EXCERPTED TEXT =>
(begin)
Yes, it's official -- our team is now called the New Orleans Pelicans.
Before we go on this wonderful, exciting and new run with Tom Benson at the helm, let's first take a trip down memory lane and see what the Hornets name meant to the city of New Orleans.
Hornets' early New Orleans days
The New Orleans Hornets adopted a really good team from Charlotte in 2001-02. Before the Hornets (and George Shinn) left Charlotte, they appeared in three straight playoffs (from 2000-2002) on the back of Jamal Mashburn, Baron Davis and PJ Brown (and apparently, Eddie Jones, who I did not remember in that playoff team during Baron Davis' rookie season). Those three (along with Lebron James and Yao Ming) were my first memory of basketball post Jordan (yes, including that horrible Wizards seasons he had.)
I was a kid back then whose only idea of "basketball" was getting the ball through the hoop and preventing the other team from scoring. That's why my love affair with Jamal Mashburn and Baron Davis lasted for a couple more years before I started playing organized basketball (despite both being really inefficient shooters).
Nonetheless, one key, defining aspect of that New Orleans team was their defense. Their defensive ranking (in terms of defensive rating) was 8th, 6th and 10th. And despite the relative inefficiency of their top two scorers (they still hold a soft spot in my heart for being my post-Jordan childhood heroes), the Hornets would find a way to get into the playoffs. Coach Silas (who I briefly followed when he transferred to the Cavaliers and the Bobcats, again because of my childhood affection for that team) was able to carve out an effective defense by limiting second chance opportunities (3rd, 1st and 6th in DRB% rate). Most important in all these defensive schemes was a. Baron Davis' ability to wreak havoc in the perimeter and b. PJ Brown's quiet but effective way of playing defense.
The Hornets would unexpectedly not re-up Paul Silas contract even after a strong finish in the season. The continuous early exits might have played a role (two first round exits and two Eastern Semis defeat) but it came as a surprise to everybody (especially to the young old me).
Tim Floyd would be re-hired and would lead the Hornets despite injuries to Baron Davis (16 games missed) and Mashburn (64 games missed). I remember that year in particular because of Dwayne Wade's Game 1 floater over Davis. It hurts to know that we were one of Wade's first victims.
Soon thereafter, a new era would begin.
(end)
GIVEN ENTRIES =>
(begin)
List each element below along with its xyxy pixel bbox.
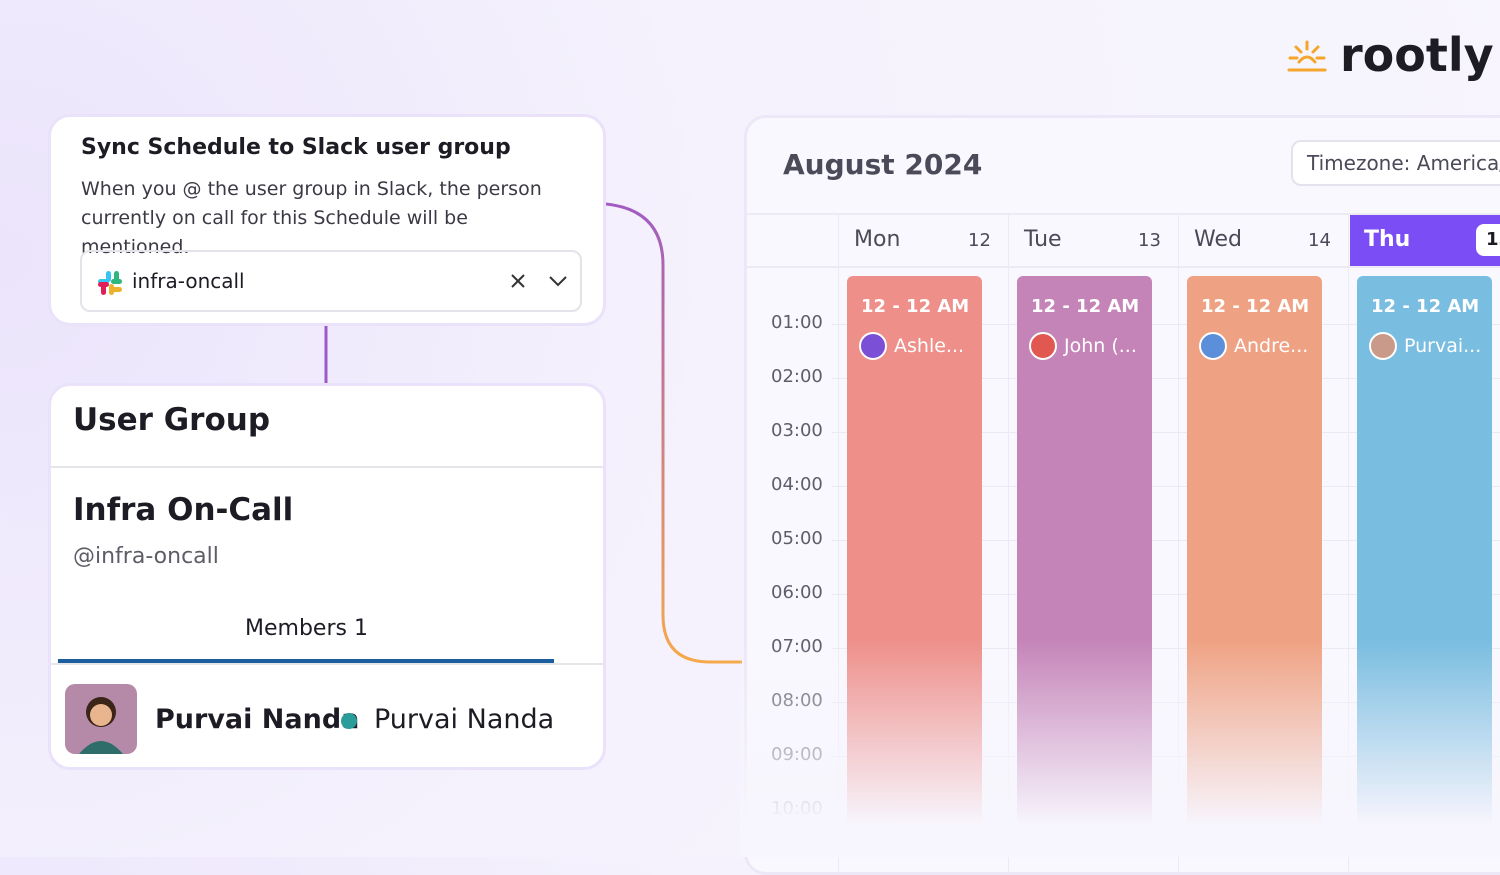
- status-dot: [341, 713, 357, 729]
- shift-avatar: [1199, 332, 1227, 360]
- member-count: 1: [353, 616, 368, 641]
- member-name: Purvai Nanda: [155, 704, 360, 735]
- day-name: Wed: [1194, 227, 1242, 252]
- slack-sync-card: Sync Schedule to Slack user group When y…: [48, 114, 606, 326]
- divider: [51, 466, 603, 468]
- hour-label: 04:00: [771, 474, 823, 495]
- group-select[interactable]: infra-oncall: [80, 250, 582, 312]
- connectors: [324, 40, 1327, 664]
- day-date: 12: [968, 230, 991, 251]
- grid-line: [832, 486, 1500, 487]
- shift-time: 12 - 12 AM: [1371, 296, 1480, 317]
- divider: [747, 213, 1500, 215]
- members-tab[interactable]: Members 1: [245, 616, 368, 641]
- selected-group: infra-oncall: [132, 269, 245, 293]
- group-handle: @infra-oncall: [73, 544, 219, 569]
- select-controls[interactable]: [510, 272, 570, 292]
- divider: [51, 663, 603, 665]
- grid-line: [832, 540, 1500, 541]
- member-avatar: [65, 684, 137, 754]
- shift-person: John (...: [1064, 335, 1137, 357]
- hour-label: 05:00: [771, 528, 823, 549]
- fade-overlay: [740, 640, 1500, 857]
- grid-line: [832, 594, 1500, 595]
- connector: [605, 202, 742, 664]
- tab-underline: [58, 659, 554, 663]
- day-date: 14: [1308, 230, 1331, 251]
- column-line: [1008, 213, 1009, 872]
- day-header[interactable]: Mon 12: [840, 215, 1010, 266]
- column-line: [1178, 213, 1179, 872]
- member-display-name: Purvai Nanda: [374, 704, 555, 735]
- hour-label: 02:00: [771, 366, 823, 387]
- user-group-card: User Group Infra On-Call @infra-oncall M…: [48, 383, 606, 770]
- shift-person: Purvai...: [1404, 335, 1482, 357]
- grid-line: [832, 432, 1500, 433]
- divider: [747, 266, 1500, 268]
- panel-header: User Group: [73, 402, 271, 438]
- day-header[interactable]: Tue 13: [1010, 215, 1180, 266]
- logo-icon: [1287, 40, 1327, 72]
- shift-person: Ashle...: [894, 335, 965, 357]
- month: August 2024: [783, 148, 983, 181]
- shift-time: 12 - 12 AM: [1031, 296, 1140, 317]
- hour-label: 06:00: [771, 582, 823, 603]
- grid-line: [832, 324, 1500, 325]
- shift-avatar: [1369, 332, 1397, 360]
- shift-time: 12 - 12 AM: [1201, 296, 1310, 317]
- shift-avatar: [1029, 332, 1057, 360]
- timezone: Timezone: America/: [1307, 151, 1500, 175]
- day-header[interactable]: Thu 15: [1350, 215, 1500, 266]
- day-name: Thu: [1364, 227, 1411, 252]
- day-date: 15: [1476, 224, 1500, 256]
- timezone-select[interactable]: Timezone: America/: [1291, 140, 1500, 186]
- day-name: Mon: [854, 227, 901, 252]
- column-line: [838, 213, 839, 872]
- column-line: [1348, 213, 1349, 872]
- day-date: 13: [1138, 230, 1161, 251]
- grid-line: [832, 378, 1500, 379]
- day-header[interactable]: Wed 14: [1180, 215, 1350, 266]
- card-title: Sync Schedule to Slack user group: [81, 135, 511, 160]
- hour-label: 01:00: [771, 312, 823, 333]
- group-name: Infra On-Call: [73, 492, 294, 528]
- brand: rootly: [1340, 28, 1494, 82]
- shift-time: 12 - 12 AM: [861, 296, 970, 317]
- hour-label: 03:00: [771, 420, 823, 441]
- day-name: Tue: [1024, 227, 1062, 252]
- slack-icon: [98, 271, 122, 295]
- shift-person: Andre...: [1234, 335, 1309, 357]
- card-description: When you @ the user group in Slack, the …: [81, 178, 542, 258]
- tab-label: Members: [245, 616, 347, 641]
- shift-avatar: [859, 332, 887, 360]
(end)
WORK TO COMPLETE =>
(1) Return a section of the Hornets piece word for word, beginning at the words "Hornets' early New" and stopping after "really inefficient shooters).".
(2) Please resume the Hornets piece from the point where it stops.
The items have no connection to the Hornets piece.

TASK-BY-TASK OUTPUTS =>
(1)
Hornets' early New Orleans days
The New Orleans Hornets adopted a really good team from Charlotte in 2001-02. Before the Hornets (and George Shinn) left Charlotte, they appeared in three straight playoffs (from 2000-2002) on the back of Jamal Mashburn, Baron Davis and PJ Brown (and apparently, Eddie Jones, who I did not remember in that playoff team during Baron Davis' rookie season). Those three (along with Lebron James and Yao Ming) were my first memory of basketball post Jordan (yes, including that horrible Wizards seasons he had.)
I was a kid back then whose only idea of "basketball" was getting the ball through the hoop and preventing the other team from scoring. That's why my love affair with Jamal Mashburn and Baron Davis lasted for a couple more years before I started playing organized basketball (despite both being really inefficient shooters).

(2)
The arrival of a Point God
Tim Floyd would be replaced with the more exciting Byron Scott (who just had 2 NBA Finals appearance with the Jason Kidd-led Nets). An injured Mashburn and "disgrunted" (reportedly) Davis were traded right before the deadline in Scott's first season. As a bright spot, the Hornets drafted David West out of Xavier University.
That season in particular was hard to read on the newspaper -- Lee freaking Nailon and Dan Dickau were the regular headlines on the news for the Hornets back then.
And despite holding the 2nd most lottery balls at that time, New Orleans would drop by two spots, leapfrogged by Milwaukee - who won the #1 pick - and Portland who won the #3 pick (They'd trade that pick for #5 (Martell Webster) and #27 (Linas Kleiza) ).
In some ways, it worked out for the best for us because we got the prospect we (and Coach Byron Scott) really wanted -- the diminutive point guard from Wake Forest, Christopher Emmanuel Paul. I can still remember the clip on my TV set showing someone from the organization dropping the phone (with a seemingly worried Byron Scott in the background) followed by a crowd of cheers and hugs with a small TV windows showing Chris Paul finally walked up to David Stern to get his New Orleans Hornets hat. I still remember Byron Scott saying in an interview (not verbatim): "We got the player we wanted. This kid is going to be special."
And special he would be...
Hurricane Katrina devastates New Orleans
I had no details about this incident outside of reading it on the newspaper in the first couple of days but I remembered this not only because the Philippines (my country) was one of the most flood prone places in the world (I think) (and therefore, I know, to a degree, what a strong storm can do) but also because it affected my NBA team.
I distinctly remember at that time, the confusion and sadness. I did not have any idea how the New Orleans Hornets would play (or if they would play at all). The city (and its citizens) had other priorities (rightfully so). And for two season, the Hornets would find a home in Oklahoma (while still bearing the New Orleans name with it). It was a time of gloom and doom.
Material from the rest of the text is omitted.